Only the number is wanted: tally the lines below that contain the word "expenses".

## Start

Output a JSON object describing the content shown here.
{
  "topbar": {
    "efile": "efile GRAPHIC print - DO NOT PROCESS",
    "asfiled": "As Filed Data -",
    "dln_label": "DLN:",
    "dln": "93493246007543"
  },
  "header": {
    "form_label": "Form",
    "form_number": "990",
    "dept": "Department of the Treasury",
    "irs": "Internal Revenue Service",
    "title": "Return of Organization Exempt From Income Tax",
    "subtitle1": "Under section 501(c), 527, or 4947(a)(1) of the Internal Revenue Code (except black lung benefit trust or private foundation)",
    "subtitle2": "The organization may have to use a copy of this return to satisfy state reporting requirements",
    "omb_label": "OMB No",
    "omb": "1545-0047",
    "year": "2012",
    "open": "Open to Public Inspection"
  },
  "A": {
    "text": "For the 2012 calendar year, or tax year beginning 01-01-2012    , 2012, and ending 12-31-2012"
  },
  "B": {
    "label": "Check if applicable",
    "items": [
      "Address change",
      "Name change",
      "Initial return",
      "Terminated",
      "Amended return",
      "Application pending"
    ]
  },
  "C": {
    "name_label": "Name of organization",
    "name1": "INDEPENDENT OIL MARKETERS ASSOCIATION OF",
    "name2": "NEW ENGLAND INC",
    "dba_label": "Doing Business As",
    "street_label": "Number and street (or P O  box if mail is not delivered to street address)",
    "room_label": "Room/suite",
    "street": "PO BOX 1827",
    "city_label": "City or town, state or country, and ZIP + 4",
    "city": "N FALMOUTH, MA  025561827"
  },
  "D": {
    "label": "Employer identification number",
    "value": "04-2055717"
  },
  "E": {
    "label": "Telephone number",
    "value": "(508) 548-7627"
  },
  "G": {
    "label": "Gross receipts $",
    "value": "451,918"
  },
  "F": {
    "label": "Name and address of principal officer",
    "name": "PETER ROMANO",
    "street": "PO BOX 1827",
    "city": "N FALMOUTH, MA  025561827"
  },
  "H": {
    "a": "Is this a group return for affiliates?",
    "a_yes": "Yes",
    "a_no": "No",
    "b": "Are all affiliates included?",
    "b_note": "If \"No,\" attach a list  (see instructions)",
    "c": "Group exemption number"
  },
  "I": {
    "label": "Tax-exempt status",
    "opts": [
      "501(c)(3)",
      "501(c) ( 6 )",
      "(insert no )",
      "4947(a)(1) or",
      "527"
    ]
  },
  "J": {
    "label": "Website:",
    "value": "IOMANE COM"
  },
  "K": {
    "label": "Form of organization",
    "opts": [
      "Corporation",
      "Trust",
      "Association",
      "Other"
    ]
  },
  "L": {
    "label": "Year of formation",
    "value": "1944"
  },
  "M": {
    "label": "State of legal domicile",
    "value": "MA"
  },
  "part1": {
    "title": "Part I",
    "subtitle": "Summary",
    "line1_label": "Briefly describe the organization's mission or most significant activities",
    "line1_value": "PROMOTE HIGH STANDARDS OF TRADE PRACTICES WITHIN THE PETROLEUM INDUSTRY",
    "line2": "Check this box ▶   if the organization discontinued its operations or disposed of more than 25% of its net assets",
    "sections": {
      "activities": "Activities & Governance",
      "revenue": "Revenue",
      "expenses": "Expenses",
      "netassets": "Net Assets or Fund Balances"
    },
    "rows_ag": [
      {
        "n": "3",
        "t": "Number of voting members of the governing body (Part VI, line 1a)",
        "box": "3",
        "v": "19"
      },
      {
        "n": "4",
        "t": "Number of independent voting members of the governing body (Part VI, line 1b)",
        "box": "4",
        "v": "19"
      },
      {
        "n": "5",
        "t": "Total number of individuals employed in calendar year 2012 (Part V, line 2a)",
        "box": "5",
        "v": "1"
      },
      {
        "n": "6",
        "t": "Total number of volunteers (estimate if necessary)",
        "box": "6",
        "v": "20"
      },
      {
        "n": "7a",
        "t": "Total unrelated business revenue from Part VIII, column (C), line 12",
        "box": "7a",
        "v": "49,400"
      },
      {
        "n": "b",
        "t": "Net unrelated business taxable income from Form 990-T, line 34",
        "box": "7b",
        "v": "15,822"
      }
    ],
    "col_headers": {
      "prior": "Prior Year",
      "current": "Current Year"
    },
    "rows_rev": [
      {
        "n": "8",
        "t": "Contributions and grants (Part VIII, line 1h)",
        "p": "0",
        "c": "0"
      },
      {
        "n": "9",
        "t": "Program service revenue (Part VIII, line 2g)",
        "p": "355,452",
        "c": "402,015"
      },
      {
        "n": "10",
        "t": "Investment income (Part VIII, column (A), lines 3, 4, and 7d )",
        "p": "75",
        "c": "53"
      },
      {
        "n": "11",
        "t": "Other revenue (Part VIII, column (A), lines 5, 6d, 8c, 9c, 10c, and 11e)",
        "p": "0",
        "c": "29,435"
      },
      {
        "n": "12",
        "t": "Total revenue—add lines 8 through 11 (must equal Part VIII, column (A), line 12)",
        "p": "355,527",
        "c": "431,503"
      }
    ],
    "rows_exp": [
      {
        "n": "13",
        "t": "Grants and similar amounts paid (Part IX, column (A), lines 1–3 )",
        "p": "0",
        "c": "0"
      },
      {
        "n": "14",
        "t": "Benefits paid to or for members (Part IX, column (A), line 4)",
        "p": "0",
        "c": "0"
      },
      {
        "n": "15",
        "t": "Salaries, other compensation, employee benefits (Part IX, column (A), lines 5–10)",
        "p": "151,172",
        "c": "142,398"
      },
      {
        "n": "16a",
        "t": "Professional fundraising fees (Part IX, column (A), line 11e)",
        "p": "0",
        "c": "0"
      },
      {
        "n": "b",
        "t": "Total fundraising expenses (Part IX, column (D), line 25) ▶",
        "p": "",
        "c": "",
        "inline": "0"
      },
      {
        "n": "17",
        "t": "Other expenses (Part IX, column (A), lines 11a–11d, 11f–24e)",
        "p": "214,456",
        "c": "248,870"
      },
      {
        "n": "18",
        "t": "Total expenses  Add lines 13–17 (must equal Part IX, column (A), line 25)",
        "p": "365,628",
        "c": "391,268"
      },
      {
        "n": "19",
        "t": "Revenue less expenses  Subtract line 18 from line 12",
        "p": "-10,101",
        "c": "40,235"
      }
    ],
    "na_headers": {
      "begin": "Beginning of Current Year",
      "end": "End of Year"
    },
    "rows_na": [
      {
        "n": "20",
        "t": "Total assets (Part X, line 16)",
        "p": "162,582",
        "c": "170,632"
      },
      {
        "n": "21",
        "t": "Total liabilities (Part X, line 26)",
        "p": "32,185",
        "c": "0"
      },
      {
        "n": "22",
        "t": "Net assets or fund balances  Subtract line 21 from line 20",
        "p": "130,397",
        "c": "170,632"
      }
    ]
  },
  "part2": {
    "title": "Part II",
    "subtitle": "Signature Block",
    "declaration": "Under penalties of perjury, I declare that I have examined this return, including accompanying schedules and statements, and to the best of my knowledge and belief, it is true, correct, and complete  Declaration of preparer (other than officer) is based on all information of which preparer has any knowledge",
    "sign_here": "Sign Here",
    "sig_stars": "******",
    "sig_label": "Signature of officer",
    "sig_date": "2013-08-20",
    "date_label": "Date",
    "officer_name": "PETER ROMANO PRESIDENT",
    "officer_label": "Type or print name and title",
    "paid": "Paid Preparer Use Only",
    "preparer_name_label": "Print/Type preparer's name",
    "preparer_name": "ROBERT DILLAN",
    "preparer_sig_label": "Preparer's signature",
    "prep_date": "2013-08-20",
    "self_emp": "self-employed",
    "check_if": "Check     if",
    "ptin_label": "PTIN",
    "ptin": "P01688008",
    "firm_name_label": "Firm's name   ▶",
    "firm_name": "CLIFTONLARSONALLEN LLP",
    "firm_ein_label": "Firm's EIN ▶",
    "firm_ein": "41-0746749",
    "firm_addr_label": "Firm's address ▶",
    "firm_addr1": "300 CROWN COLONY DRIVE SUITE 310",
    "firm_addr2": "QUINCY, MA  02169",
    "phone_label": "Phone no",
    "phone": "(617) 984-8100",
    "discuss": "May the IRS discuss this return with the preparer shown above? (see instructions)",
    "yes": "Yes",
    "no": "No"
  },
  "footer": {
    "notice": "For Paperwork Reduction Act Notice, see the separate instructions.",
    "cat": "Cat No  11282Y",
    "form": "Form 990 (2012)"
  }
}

## End

Answer to the exercise:
5